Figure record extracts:
__________________________________________________
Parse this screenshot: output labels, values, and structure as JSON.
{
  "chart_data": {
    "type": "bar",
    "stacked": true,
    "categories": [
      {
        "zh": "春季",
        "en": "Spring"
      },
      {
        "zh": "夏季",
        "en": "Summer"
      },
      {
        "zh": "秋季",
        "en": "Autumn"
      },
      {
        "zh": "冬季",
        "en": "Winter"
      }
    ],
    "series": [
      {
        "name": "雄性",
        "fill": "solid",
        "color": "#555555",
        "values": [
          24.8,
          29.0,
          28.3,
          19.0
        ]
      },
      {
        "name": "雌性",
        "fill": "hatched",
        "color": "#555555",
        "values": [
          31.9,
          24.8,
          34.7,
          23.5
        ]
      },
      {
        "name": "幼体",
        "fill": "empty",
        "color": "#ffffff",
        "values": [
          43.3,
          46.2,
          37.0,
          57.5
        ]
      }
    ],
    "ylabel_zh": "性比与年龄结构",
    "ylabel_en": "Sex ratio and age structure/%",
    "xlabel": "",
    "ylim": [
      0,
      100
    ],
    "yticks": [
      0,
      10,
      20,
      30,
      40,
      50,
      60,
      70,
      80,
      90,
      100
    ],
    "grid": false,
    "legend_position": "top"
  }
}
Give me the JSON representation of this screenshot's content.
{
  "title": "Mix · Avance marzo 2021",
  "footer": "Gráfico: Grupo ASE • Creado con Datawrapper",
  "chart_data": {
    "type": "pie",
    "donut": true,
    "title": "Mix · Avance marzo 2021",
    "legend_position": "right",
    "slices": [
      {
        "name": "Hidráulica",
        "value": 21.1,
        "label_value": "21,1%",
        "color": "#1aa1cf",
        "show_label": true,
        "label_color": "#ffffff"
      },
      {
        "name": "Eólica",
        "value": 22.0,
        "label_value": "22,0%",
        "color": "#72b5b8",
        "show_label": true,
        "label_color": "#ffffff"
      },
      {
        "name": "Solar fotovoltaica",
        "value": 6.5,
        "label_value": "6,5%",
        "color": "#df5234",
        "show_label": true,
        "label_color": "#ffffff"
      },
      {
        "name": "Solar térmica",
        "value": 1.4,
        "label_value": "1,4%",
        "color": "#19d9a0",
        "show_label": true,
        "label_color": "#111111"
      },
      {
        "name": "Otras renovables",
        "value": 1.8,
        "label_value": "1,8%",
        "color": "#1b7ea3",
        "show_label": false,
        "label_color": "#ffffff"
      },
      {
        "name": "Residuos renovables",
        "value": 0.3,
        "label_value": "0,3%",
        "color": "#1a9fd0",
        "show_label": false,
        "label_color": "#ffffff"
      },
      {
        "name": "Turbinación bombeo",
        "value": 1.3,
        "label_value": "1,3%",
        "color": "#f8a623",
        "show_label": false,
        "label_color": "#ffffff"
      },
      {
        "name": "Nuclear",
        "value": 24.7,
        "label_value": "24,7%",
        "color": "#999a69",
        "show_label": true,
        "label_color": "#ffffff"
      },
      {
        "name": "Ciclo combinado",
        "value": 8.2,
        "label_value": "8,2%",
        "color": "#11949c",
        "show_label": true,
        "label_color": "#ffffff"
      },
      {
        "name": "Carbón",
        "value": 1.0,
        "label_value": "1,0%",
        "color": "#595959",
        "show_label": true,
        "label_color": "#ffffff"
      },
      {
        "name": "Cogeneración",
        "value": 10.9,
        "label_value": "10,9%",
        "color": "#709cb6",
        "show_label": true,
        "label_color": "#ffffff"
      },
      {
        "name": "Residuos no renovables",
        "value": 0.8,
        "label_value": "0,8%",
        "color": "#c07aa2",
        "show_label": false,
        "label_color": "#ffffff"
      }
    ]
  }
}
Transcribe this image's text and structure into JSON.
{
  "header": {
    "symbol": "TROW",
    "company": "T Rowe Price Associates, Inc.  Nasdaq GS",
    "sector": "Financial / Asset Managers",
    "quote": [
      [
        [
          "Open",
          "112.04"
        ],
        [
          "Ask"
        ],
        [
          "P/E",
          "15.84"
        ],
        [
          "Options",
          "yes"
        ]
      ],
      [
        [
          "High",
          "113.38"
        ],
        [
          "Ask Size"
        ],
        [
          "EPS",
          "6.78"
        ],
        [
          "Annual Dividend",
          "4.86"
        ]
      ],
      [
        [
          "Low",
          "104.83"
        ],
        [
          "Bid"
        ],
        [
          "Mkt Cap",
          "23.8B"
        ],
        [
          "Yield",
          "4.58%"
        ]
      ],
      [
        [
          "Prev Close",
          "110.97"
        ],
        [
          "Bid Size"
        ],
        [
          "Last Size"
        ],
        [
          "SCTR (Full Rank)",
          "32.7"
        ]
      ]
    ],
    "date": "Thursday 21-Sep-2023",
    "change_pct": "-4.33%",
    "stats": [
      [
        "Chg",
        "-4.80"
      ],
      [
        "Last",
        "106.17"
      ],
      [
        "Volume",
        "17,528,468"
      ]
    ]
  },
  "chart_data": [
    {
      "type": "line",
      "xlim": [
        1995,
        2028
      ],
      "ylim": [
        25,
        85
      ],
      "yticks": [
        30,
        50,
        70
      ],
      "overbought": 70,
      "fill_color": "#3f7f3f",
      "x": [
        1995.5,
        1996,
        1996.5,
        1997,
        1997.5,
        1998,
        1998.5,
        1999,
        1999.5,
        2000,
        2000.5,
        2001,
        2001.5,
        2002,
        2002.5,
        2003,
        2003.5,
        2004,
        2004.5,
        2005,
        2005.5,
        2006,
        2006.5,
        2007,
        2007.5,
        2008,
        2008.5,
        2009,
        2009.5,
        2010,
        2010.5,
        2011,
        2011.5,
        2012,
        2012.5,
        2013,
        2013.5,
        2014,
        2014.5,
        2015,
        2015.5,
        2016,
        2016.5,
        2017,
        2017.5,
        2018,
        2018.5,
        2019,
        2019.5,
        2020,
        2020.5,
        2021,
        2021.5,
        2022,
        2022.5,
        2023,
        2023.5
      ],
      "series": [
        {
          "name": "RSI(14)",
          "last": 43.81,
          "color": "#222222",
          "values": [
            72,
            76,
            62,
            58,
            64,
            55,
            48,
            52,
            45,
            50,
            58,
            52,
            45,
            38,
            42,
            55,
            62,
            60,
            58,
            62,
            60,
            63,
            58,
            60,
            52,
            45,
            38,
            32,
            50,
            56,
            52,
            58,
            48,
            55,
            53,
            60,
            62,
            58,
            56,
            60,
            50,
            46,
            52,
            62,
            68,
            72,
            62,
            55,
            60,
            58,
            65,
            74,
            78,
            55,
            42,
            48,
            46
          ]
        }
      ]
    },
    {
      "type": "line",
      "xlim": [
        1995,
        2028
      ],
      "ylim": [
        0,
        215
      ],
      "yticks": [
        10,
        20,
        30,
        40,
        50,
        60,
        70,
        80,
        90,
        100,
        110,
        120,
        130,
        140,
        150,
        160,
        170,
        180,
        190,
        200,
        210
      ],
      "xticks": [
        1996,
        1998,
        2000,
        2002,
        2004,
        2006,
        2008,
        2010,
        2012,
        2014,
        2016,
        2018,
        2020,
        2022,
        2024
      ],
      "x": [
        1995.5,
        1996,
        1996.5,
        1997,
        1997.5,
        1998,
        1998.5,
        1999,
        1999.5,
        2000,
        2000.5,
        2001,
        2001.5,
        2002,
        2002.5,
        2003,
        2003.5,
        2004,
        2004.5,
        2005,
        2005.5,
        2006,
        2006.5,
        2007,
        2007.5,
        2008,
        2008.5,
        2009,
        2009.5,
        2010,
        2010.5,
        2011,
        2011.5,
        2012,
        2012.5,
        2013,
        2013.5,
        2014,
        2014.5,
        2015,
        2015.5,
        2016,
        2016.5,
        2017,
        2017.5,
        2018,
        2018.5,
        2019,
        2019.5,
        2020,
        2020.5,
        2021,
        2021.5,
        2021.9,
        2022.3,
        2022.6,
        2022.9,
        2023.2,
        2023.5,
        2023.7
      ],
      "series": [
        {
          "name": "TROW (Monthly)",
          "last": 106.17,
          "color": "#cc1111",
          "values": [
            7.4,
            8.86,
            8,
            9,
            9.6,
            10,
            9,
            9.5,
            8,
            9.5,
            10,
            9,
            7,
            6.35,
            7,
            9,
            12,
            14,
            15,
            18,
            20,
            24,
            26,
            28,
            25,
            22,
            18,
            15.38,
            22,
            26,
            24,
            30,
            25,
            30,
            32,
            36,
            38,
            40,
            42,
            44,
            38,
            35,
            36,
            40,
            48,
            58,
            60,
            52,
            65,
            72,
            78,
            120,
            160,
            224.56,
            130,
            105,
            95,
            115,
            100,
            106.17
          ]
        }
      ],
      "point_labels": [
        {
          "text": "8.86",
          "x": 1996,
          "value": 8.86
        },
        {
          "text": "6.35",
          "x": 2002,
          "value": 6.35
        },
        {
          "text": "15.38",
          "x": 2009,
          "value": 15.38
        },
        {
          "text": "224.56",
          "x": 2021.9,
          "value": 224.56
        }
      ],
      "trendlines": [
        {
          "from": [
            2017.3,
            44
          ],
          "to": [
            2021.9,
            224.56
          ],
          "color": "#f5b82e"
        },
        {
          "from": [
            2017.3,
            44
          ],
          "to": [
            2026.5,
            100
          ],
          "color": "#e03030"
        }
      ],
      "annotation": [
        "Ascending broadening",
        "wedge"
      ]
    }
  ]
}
__________________________________________________
** Set task **
Determine how many lines of the listing above hold the word "structure". Report that number without anything else.

** Worked answer **
3